#### [FUENTE]
Soy
la segunda de cuatro hermanos y durante mi primera década de vida
fui justo la del medio. Hasta que no tuve a mis propios hijos no me
di cuenta de la gran ventaja que esta circunstancia ha supuesto para
mí a la hora de entender y empatizar con ambos. Ellos son solo dos,
así que uno es el mayor y otro es el pequeño. Yo fui la mayor y la
pequeña, y como tal me pegaba a mi hermano como un chicle a la suela
del zapato mientras intentaba desprenderme de la pesada de mi hermana
que, a su vez, anhelaba ser una fotocopia mía.
Mi
hermano era mi héroe; yo adoraba todo lo que él hacía y por tanto
lo imitaba. No me había dado cuenta de que él era niño y yo niña,
aunque él a menudo me lo recordaba y usaba esa nimiedad biológica
como excusa para condenarme al ostracismo. Yo era una molestia, pero
no me rendía: me vestía como él, lo seguía en mi bicicleta, lucía
mis heridas con orgullo y me apuntaba a todas las peleas con los
niños. Y aun así me quedaba tiempo para vivir mi propia vida e
irritarme el hecho de que mi hermana copiara todos y cada uno de mis
gestos y palabras, y quisiera incluso apropiarse de mis amigas como
yo pretendía adoptar a los amigos de mi hermano.
Hasta
que no fui adolescente no comprendí que mi hermana no me copiaba
para hacerme rabiar, sino porque me idolatraba. Me resultó curioso
haber tardado tanto en darme cuenta, ya que la propia fascinación
que yo sentía por mi hermano siempre estuvo muy clara para mí.

#### [OBJETIVOS]
a - Extrae completo y sin ningún cambio el texto sobre los hermanos.
b - Dispón en una tabla Markdown todo lo que va desde el comienzo de los registros hasta la línea que contiene "panel-2-x-tick-label: 180 xyxy=(601,810,629,829)", ambas incluidas, y omite las líneas en blanco. Usa las columnas «Número», con el número de fila, y «Línea del registro».
El texto y los registros provienen de fuentes distintas.

#### [REGISTROS DE ENTRADA]
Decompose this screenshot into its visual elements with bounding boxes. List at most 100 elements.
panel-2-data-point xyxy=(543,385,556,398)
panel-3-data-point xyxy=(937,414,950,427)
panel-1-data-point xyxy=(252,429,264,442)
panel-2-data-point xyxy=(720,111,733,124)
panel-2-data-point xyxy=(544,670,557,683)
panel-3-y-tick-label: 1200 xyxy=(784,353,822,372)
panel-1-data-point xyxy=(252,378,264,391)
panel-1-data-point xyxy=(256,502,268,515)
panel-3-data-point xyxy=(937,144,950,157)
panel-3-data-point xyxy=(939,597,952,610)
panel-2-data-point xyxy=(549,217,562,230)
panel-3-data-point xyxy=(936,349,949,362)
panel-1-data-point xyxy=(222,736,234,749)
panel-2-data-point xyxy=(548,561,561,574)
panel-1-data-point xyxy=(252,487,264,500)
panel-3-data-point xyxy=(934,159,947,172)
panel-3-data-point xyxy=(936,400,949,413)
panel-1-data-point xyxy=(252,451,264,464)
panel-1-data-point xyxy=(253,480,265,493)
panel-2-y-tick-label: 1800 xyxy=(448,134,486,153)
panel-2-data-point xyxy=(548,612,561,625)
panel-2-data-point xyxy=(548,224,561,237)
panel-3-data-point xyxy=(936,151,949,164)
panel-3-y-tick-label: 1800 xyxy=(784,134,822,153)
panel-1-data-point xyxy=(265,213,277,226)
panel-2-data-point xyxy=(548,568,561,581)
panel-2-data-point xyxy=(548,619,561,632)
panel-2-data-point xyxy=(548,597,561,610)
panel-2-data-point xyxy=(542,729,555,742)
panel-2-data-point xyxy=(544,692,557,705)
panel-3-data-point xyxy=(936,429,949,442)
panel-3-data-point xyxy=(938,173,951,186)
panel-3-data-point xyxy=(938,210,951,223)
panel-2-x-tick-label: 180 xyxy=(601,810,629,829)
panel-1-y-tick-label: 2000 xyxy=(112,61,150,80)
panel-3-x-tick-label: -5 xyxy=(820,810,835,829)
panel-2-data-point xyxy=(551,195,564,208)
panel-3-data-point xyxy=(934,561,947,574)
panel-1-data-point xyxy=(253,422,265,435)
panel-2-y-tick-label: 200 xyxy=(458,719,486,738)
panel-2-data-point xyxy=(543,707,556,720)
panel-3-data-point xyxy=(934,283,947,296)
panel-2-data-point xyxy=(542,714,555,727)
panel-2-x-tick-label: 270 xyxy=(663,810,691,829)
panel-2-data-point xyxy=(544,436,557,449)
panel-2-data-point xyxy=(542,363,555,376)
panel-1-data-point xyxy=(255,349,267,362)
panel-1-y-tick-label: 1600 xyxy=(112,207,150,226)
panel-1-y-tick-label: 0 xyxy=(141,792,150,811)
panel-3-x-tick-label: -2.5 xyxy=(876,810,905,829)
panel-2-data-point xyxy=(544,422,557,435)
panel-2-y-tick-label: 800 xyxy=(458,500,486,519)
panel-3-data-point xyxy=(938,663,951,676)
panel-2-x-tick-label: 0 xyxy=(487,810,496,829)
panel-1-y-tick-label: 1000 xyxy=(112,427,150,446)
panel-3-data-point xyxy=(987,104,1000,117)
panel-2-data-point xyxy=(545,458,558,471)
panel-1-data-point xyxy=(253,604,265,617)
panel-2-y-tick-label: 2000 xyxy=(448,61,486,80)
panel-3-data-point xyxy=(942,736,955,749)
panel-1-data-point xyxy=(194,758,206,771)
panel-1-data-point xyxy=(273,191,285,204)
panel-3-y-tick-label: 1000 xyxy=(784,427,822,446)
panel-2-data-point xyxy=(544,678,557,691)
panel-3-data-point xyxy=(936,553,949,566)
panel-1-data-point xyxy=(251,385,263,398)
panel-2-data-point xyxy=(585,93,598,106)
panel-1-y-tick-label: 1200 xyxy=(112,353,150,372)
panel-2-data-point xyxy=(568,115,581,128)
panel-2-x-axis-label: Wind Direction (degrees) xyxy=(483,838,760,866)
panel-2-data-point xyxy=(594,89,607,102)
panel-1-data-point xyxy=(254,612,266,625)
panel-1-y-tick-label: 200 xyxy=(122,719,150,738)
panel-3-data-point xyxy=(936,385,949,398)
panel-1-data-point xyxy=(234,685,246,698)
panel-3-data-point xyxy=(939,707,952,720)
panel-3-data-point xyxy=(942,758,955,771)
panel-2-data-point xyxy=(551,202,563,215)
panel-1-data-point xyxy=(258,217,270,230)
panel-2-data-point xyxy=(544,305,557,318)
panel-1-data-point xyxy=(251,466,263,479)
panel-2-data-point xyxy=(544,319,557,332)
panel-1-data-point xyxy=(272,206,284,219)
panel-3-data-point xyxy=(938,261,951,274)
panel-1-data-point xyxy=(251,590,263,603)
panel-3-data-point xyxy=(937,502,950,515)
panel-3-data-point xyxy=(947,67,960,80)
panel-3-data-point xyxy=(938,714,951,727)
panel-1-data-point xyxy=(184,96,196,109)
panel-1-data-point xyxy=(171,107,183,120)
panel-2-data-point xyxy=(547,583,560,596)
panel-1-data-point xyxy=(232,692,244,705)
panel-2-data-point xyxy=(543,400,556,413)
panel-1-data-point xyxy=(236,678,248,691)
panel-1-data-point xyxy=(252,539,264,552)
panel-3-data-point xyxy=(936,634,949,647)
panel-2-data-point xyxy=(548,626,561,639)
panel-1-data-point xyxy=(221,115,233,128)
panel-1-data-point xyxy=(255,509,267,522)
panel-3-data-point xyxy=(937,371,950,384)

#### [SOLUCIONES POR TAREA]
a -
Soy
la segunda de cuatro hermanos y durante mi primera década de vida
fui justo la del medio. Hasta que no tuve a mis propios hijos no me
di cuenta de la gran ventaja que esta circunstancia ha supuesto para
mí a la hora de entender y empatizar con ambos. Ellos son solo dos,
así que uno es el mayor y otro es el pequeño. Yo fui la mayor y la
pequeña, y como tal me pegaba a mi hermano como un chicle a la suela
del zapato mientras intentaba desprenderme de la pesada de mi hermana
que, a su vez, anhelaba ser una fotocopia mía.
Mi
hermano era mi héroe; yo adoraba todo lo que él hacía y por tanto
lo imitaba. No me había dado cuenta de que él era niño y yo niña,
aunque él a menudo me lo recordaba y usaba esa nimiedad biológica
como excusa para condenarme al ostracismo. Yo era una molestia, pero
no me rendía: me vestía como él, lo seguía en mi bicicleta, lucía
mis heridas con orgullo y me apuntaba a todas las peleas con los
niños. Y aun así me quedaba tiempo para vivir mi propia vida e
irritarme el hecho de que mi hermana copiara todos y cada uno de mis
gestos y palabras, y quisiera incluso apropiarse de mis amigas como
yo pretendía adoptar a los amigos de mi hermano.
Hasta
que no fui adolescente no comprendí que mi hermana no me copiaba
para hacerme rabiar, sino porque me idolatraba. Me resultó curioso
haber tardado tanto en darme cuenta, ya que la propia fascinación
que yo sentía por mi hermano siempre estuvo muy clara para mí.

b -
| Número | Línea del registro |
|---|---|
| 1 | Decompose this screenshot into its visual elements with bounding boxes. List at most 100 elements. |
| 2 | panel-2-data-point xyxy=(543,385,556,398) |
| 3 | panel-3-data-point xyxy=(937,414,950,427) |
| 4 | panel-1-data-point xyxy=(252,429,264,442) |
| 5 | panel-2-data-point xyxy=(720,111,733,124) |
| 6 | panel-2-data-point xyxy=(544,670,557,683) |
| 7 | panel-3-y-tick-label: 1200 xyxy=(784,353,822,372) |
| 8 | panel-1-data-point xyxy=(252,378,264,391) |
| 9 | panel-1-data-point xyxy=(256,502,268,515) |
| 10 | panel-3-data-point xyxy=(937,144,950,157) |
| 11 | panel-3-data-point xyxy=(939,597,952,610) |
| 12 | panel-2-data-point xyxy=(549,217,562,230) |
| 13 | panel-3-data-point xyxy=(936,349,949,362) |
| 14 | panel-1-data-point xyxy=(222,736,234,749) |
| 15 | panel-2-data-point xyxy=(548,561,561,574) |
| 16 | panel-1-data-point xyxy=(252,487,264,500) |
| 17 | panel-3-data-point xyxy=(934,159,947,172) |
| 18 | panel-3-data-point xyxy=(936,400,949,413) |
| 19 | panel-1-data-point xyxy=(252,451,264,464) |
| 20 | panel-1-data-point xyxy=(253,480,265,493) |
| 21 | panel-2-y-tick-label: 1800 xyxy=(448,134,486,153) |
| 22 | panel-2-data-point xyxy=(548,612,561,625) |
| 23 | panel-2-data-point xyxy=(548,224,561,237) |
| 24 | panel-3-data-point xyxy=(936,151,949,164) |
| 25 | panel-3-y-tick-label: 1800 xyxy=(784,134,822,153) |
| 26 | panel-1-data-point xyxy=(265,213,277,226) |
| 27 | panel-2-data-point xyxy=(548,568,561,581) |
| 28 | panel-2-data-point xyxy=(548,619,561,632) |
| 29 | panel-2-data-point xyxy=(548,597,561,610) |
| 30 | panel-2-data-point xyxy=(542,729,555,742) |
| 31 | panel-2-data-point xyxy=(544,692,557,705) |
| 32 | panel-3-data-point xyxy=(936,429,949,442) |
| 33 | panel-3-data-point xyxy=(938,173,951,186) |
| 34 | panel-3-data-point xyxy=(938,210,951,223) |
| 35 | panel-2-x-tick-label: 180 xyxy=(601,810,629,829) |